• _Aim of the exercise_: In the commit page, what does a true value of the is_coarse field mean?

• _Passage provided_:
***
Add aggregator backfill, pulling fine+coarse buckets from collectors

This commit is contained in:
2026-03-25 07:03:46 +01:00
parent d2dcd88c4b
commit eddb04ced4
11 changed files with 419 additions and 1384 deletions

View File

@@ -264,6 +264,7 @@ message Snapshot {
string source = 1;
int64 timestamp = 2;
repeated TopNEntry entries = 3; // full top-50K for this bucket
bool is_coarse = 4; // true for 5-min coarse buckets (DumpSnapshots only)
}
// Target discovery: list the collectors behind the queried endpoint
@@ -274,15 +275,22 @@ message TargetInfo {
}
message ListTargetsResponse { repeated TargetInfo targets = 1; }
// Backfill: dump full ring buffer contents for aggregator restart recovery
message DumpSnapshotsRequest {}
// Response reuses Snapshot; is_coarse distinguishes fine (1-min) from coarse (5-min) buckets.
// Stream closes after all historical data is sent (unlike StreamSnapshots which stays open).
***
• _Raw data_:
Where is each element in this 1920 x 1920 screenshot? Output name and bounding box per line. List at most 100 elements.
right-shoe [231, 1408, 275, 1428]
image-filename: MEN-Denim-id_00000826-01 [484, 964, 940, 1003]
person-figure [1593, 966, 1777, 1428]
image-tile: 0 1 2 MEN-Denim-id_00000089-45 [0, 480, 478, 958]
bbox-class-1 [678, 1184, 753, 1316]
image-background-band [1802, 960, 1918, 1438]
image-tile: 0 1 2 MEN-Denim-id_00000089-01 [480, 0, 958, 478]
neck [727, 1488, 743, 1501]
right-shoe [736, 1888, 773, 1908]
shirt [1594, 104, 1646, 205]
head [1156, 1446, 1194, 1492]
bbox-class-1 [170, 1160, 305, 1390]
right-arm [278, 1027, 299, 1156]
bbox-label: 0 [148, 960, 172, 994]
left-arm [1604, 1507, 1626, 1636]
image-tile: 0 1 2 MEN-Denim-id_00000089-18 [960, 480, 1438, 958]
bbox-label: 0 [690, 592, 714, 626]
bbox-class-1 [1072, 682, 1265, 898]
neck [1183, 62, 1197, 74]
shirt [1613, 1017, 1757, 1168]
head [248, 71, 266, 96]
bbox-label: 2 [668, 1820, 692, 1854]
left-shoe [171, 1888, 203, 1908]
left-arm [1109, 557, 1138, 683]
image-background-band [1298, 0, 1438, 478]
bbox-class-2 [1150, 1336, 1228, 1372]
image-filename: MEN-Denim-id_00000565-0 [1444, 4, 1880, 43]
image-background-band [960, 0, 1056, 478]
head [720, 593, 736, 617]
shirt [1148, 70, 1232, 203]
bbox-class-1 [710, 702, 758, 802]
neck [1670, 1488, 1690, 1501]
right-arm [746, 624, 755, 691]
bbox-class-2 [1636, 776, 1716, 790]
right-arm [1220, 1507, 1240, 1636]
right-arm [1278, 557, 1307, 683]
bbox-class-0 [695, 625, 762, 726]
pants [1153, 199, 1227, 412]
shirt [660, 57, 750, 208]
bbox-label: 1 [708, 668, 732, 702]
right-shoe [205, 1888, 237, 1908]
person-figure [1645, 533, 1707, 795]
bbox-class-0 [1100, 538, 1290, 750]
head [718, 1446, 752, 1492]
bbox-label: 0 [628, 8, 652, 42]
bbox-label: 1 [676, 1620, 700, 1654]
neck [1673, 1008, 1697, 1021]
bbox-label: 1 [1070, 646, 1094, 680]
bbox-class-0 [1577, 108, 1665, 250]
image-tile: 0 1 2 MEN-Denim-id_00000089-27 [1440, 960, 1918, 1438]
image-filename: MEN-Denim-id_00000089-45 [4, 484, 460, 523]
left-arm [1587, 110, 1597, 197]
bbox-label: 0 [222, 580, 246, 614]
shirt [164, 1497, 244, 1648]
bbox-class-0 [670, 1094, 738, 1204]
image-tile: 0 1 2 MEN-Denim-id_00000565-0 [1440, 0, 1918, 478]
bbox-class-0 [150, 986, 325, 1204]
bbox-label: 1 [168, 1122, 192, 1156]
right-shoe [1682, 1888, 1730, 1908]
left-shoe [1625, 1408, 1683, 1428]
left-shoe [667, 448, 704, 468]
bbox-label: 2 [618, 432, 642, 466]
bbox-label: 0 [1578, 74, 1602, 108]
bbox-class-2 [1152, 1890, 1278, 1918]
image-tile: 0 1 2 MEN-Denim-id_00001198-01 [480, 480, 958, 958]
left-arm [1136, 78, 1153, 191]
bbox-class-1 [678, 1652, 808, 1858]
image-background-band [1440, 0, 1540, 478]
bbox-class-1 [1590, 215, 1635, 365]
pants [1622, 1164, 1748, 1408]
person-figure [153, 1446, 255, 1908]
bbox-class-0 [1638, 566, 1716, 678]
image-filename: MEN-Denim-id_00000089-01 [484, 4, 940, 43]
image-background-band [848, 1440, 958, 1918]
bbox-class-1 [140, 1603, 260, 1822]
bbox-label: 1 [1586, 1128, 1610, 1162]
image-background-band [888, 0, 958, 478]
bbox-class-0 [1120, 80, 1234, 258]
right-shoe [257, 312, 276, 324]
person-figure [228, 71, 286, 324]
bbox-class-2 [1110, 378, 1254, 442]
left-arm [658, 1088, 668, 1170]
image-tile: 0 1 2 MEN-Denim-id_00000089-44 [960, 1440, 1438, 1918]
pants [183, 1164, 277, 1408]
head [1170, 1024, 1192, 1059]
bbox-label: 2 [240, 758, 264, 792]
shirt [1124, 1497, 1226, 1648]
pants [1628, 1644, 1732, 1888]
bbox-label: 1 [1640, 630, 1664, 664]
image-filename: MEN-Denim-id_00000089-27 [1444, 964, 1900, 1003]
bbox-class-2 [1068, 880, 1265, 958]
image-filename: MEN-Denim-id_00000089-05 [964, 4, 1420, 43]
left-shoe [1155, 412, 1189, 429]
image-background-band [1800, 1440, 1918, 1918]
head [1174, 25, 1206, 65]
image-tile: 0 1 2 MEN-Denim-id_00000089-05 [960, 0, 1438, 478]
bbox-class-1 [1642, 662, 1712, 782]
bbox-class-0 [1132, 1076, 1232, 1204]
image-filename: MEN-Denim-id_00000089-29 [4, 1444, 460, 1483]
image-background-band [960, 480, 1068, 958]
***
• _Written reply_: It marks a 5-minute coarse bucket, used only by DumpSnapshots.